§ Texte fourni:

^^^^

Le second handicap est qu’il n’a pas d’expérience parlementaire, dans un contexte de renouvellement et de rajeunissement de la chambre des députés, son élection le 20 décembre dernier étant sa première. Il pourra cependant évoquer sa maîtrise de l’administration au titre de sa formation mais aussi de sa dizaine d’années comme préfet. Tout en se prévalant également de son passage au ministère de l’Administration territoriale comme directeur de cabinet, même si l’expérience fut éphémère.
Mais en toute hypothèse, rassure son entourage, « Atcholi est un bosseur et un vrai combattant ; il s’adaptera à toutes les situations ».

Ibrahima Mémounatou

L’expérience est pour Ibrahima Mémounatou, son principal atout. Réélue le 20 décembre dernier sur la liste UNIR qu’elle a conduite dans la circonscription électorale du Grand Lomé, elle était 2è vice-présidente dans l’assemblée sortante. A ce titre, elle est très au fait du travail parlementaire. Comme vice-président du parti, ancienne ministre et associée aux grandes décisions ainsi qu’à la vie de sa formation politique, elle est pourvue pour postuler au perchoir.

Son statut de femme peut constituer par ailleurs un ultime atout, dans un contexte de promotion du genre et où aucune femme n’a jusque-là occupé cette fonction. Son handicap pourrait être son manque de « technicité » selon des cadres du parti, pour diriger une assemblée qui sera très sollicitée lors de la prochaine législature sur des questions qui iront au-delà de la problématique des réformes constitutionnelles et institutionnelles.
Le fait que l’assemblée soit très largement renouvelée ne milite pas non plus en sa faveur. Pas plus que son implication dans les « jeux d’appareil » qui font dire à ses contempteurs qu’elle n’est pas tout à fait une personnalité « ouverte », qualité indispensable pour présider un parlement. « Elle a démontré ses compétences et sa capacité à dialoguer à chaque fois qu’elle a occupé un poste de responsabilité, que ce soit au sein du parti, au gouvernement ou à l’assemblée nationale » corrige un de ses proches.
« Il lui manque encore un palier pour atteindre le perchoir » croit savoir un cadre d’UNIR. « Peut-être la prochaine fois » conclut-il.

^^^^

Entrées de données stockées
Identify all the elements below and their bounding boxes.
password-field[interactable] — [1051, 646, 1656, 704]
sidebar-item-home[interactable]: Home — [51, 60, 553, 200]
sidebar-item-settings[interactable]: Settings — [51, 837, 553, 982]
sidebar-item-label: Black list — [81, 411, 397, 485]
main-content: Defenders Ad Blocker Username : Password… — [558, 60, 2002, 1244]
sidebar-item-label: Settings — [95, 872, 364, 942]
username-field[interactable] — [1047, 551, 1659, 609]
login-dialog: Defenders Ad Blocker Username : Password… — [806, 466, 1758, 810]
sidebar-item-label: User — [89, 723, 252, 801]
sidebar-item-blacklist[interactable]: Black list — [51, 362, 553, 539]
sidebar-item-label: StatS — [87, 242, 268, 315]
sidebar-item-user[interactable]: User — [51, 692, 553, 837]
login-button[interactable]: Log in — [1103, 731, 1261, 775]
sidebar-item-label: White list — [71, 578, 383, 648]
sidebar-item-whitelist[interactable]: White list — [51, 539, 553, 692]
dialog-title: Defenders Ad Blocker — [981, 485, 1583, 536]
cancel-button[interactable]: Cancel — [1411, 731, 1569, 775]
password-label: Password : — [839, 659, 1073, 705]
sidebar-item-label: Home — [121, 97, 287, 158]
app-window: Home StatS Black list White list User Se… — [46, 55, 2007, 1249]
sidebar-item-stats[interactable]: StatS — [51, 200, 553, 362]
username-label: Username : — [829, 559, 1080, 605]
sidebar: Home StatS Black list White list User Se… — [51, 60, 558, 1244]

^^^^

§ Travail demandé:
1. D'après le texte sur la course au perchoir, quel poste Ibrahima Mémounatou occupait-elle dans l'assemblée sortante ?
2. Les affirmations suivantes concordent-elles avec le texte sur la course au perchoir ? Répondez par oui ou par non, en citant les mots décisifs du texte.
(a) Ibrahima Mémounatou a conduit la liste UNIR dans la circonscription du Grand Lomé.
(b) Ibrahima Mémounatou a été élue députée pour la première fois le 20 décembre dernier.
(c) Une femme a déjà occupé la présidence de l'assemblée.
3. Veuillez écrire la suite du texte sur la course au perchoir, à partir de sa dernière phrase.
Vous n'aurez pas besoin des entrées.

§ Réponses aux consignes:
1. Elle était 2è vice-présidente.

2.
(a) Oui : « sur la liste UNIR qu’elle a conduite dans la circonscription électorale du Grand Lomé »
(b) Non : « Réélue le 20 décembre dernier »
(c) Non : « aucune femme n’a jusque-là occupé cette fonction »

3.
Bamouni Stanislas Baba

Quatrième sur notre short list, l’actuel ministre Conseiller du Président de la République pourrait créer la surprise et être élu dans les prochains jours à la tête de l’Assemblée nationale. Elu le 20 décembre dernier dans la circonscription électorale de l’OTI/OTI SUD sur la liste d’UNIR qu’il conduisait, le très discret conseiller de Faure Gnassingbé sur les questions maritimes et celles relatives aux réformes politico-économiques en vue de l’atteinte des conditions d’éligibilité au Millenium Challenge Account , « est un technicien hors pair, qui maîtrise ses dossiers qu’il conduit avec rigueur », dit de lui un membre du gouvernement. De fait, il pourra conduire depuis le perchoir les réformes nécessaires dont le pays a besoin pour faire des sauts qualitatifs en matière économique et sociale. « C’est une personnalité qui pourra parler le même langage que le gouvernement et ses techniciens ; lui-même ayant été par ailleurs au gouvernement » décrit un nouvel élu, qui en fait son favori.
Outre cet avantage, il sera depuis longtemps le premier président de l’assemblée nationale qui ne soit pas véritablement un homme du sérail qui plus est, avec un profil purement « technocrate ». Son handicap reste son inexpérience parlementaire et ses absences de lien avec les différents « réseaux » au sein du parti. La légitimité acquise avec son élection sera-t-elle suffisante pour faire pencher la balance en sa faveur ? Les prochains jours devraient nous édifier. La question de l’équilibre géopolitique sera aussi scrutée puisque depuis l’arrivée de Faure Gnassingbé au pouvoir, les présidents de l’assemblée nationale provenaient de la région centrale, tandis que monsieur Baba est des Savanes. Précisons toutefois que sous feu Gnassingbé Eyadema, FambaréNatchaba, lui aussi originaire des Savanes, a présidé le parlement.
Il semble qu’au moment du choix, ce sont davantage ses fonctions relatives au MCA et sur les questions maritimes qu’il faudra alors confier à d’autres, qui pèseront. Mais Mme Sandra Johnson pour les premières et M. Hubert Bakaï pour les secondes, sont des potentiels remplaçants aux compétences affirmées.